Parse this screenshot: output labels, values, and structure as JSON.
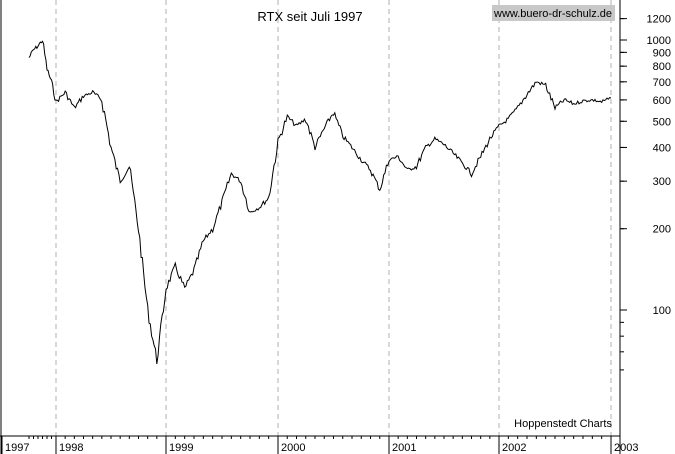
{
  "watermark": "www.buero-dr-schulz.de",
  "credit": "Hoppenstedt Charts",
  "chart_data": {
    "type": "line",
    "title": "RTX seit Juli 1997",
    "xlabel": "",
    "ylabel": "",
    "y_scale": "log",
    "grid": "vertical dashed lines at year starts",
    "ylim": [
      55,
      1500
    ],
    "xlim": [
      "1997-07",
      "2003-01"
    ],
    "x_tick_labels": [
      "1997",
      "1998",
      "1999",
      "2000",
      "2001",
      "2002",
      "2003"
    ],
    "y_ticks": [
      100,
      200,
      300,
      400,
      500,
      600,
      700,
      800,
      900,
      1000,
      1200
    ],
    "series": [
      {
        "name": "",
        "points": [
          [
            "1997-07",
            860
          ],
          [
            "1997-08",
            920
          ],
          [
            "1997-09",
            950
          ],
          [
            "1997-10",
            1000
          ],
          [
            "1997-11",
            780
          ],
          [
            "1997-12",
            700
          ],
          [
            "1998-01",
            590
          ],
          [
            "1998-02",
            640
          ],
          [
            "1998-03",
            560
          ],
          [
            "1998-04",
            620
          ],
          [
            "1998-05",
            640
          ],
          [
            "1998-06",
            600
          ],
          [
            "1998-07",
            400
          ],
          [
            "1998-08",
            300
          ],
          [
            "1998-09",
            340
          ],
          [
            "1998-10",
            200
          ],
          [
            "1998-11",
            100
          ],
          [
            "1998-12",
            65
          ],
          [
            "1999-01",
            120
          ],
          [
            "1999-02",
            145
          ],
          [
            "1999-03",
            120
          ],
          [
            "1999-04",
            140
          ],
          [
            "1999-05",
            180
          ],
          [
            "1999-06",
            200
          ],
          [
            "1999-07",
            250
          ],
          [
            "1999-08",
            320
          ],
          [
            "1999-09",
            300
          ],
          [
            "1999-10",
            230
          ],
          [
            "1999-11",
            240
          ],
          [
            "1999-12",
            260
          ],
          [
            "2000-01",
            420
          ],
          [
            "2000-02",
            520
          ],
          [
            "2000-03",
            480
          ],
          [
            "2000-04",
            510
          ],
          [
            "2000-05",
            400
          ],
          [
            "2000-06",
            470
          ],
          [
            "2000-07",
            540
          ],
          [
            "2000-08",
            440
          ],
          [
            "2000-09",
            400
          ],
          [
            "2000-10",
            360
          ],
          [
            "2000-11",
            330
          ],
          [
            "2000-12",
            280
          ],
          [
            "2001-01",
            360
          ],
          [
            "2001-02",
            370
          ],
          [
            "2001-03",
            330
          ],
          [
            "2001-04",
            340
          ],
          [
            "2001-05",
            400
          ],
          [
            "2001-06",
            430
          ],
          [
            "2001-07",
            410
          ],
          [
            "2001-08",
            380
          ],
          [
            "2001-09",
            350
          ],
          [
            "2001-10",
            320
          ],
          [
            "2001-11",
            370
          ],
          [
            "2001-12",
            430
          ],
          [
            "2002-01",
            480
          ],
          [
            "2002-02",
            510
          ],
          [
            "2002-03",
            560
          ],
          [
            "2002-04",
            630
          ],
          [
            "2002-05",
            700
          ],
          [
            "2002-06",
            680
          ],
          [
            "2002-07",
            560
          ],
          [
            "2002-08",
            600
          ],
          [
            "2002-09",
            580
          ],
          [
            "2002-10",
            595
          ],
          [
            "2002-11",
            600
          ],
          [
            "2002-12",
            590
          ],
          [
            "2003-01",
            610
          ]
        ]
      }
    ]
  }
}
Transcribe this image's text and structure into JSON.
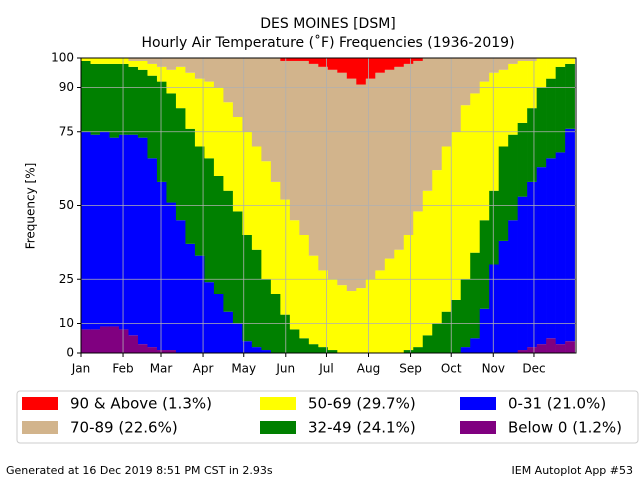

***

## [Prompt]
Write out the listing above again, exactly, but with no pictures in the copy.

## [Final result]
Parse this screenshot: output labels, values, and structure as JSON.
{
  "watermark": "www.buero-dr-schulz.de",
  "credit": "Hoppenstedt Charts",
  "chart_data": {
    "type": "line",
    "title": "RTX seit Juli 1997",
    "xlabel": "",
    "ylabel": "",
    "y_scale": "log",
    "grid": "vertical dashed lines at year starts",
    "ylim": [
      55,
      1500
    ],
    "xlim": [
      "1997-07",
      "2003-01"
    ],
    "x_tick_labels": [
      "1997",
      "1998",
      "1999",
      "2000",
      "2001",
      "2002",
      "2003"
    ],
    "y_ticks": [
      100,
      200,
      300,
      400,
      500,
      600,
      700,
      800,
      900,
      1000,
      1200
    ],
    "series": [
      {
        "name": "",
        "points": [
          [
            "1997-07",
            860
          ],
          [
            "1997-08",
            920
          ],
          [
            "1997-09",
            950
          ],
          [
            "1997-10",
            1000
          ],
          [
            "1997-11",
            780
          ],
          [
            "1997-12",
            700
          ],
          [
            "1998-01",
            590
          ],
          [
            "1998-02",
            640
          ],
          [
            "1998-03",
            560
          ],
          [
            "1998-04",
            620
          ],
          [
            "1998-05",
            640
          ],
          [
            "1998-06",
            600
          ],
          [
            "1998-07",
            400
          ],
          [
            "1998-08",
            300
          ],
          [
            "1998-09",
            340
          ],
          [
            "1998-10",
            200
          ],
          [
            "1998-11",
            100
          ],
          [
            "1998-12",
            65
          ],
          [
            "1999-01",
            120
          ],
          [
            "1999-02",
            145
          ],
          [
            "1999-03",
            120
          ],
          [
            "1999-04",
            140
          ],
          [
            "1999-05",
            180
          ],
          [
            "1999-06",
            200
          ],
          [
            "1999-07",
            250
          ],
          [
            "1999-08",
            320
          ],
          [
            "1999-09",
            300
          ],
          [
            "1999-10",
            230
          ],
          [
            "1999-11",
            240
          ],
          [
            "1999-12",
            260
          ],
          [
            "2000-01",
            420
          ],
          [
            "2000-02",
            520
          ],
          [
            "2000-03",
            480
          ],
          [
            "2000-04",
            510
          ],
          [
            "2000-05",
            400
          ],
          [
            "2000-06",
            470
          ],
          [
            "2000-07",
            540
          ],
          [
            "2000-08",
            440
          ],
          [
            "2000-09",
            400
          ],
          [
            "2000-10",
            360
          ],
          [
            "2000-11",
            330
          ],
          [
            "2000-12",
            280
          ],
          [
            "2001-01",
            360
          ],
          [
            "2001-02",
            370
          ],
          [
            "2001-03",
            330
          ],
          [
            "2001-04",
            340
          ],
          [
            "2001-05",
            400
          ],
          [
            "2001-06",
            430
          ],
          [
            "2001-07",
            410
          ],
          [
            "2001-08",
            380
          ],
          [
            "2001-09",
            350
          ],
          [
            "2001-10",
            320
          ],
          [
            "2001-11",
            370
          ],
          [
            "2001-12",
            430
          ],
          [
            "2002-01",
            480
          ],
          [
            "2002-02",
            510
          ],
          [
            "2002-03",
            560
          ],
          [
            "2002-04",
            630
          ],
          [
            "2002-05",
            700
          ],
          [
            "2002-06",
            680
          ],
          [
            "2002-07",
            560
          ],
          [
            "2002-08",
            600
          ],
          [
            "2002-09",
            580
          ],
          [
            "2002-10",
            595
          ],
          [
            "2002-11",
            600
          ],
          [
            "2002-12",
            590
          ],
          [
            "2003-01",
            610
          ]
        ]
      }
    ]
  }
}
Transcribe this image's text and structure into JSON.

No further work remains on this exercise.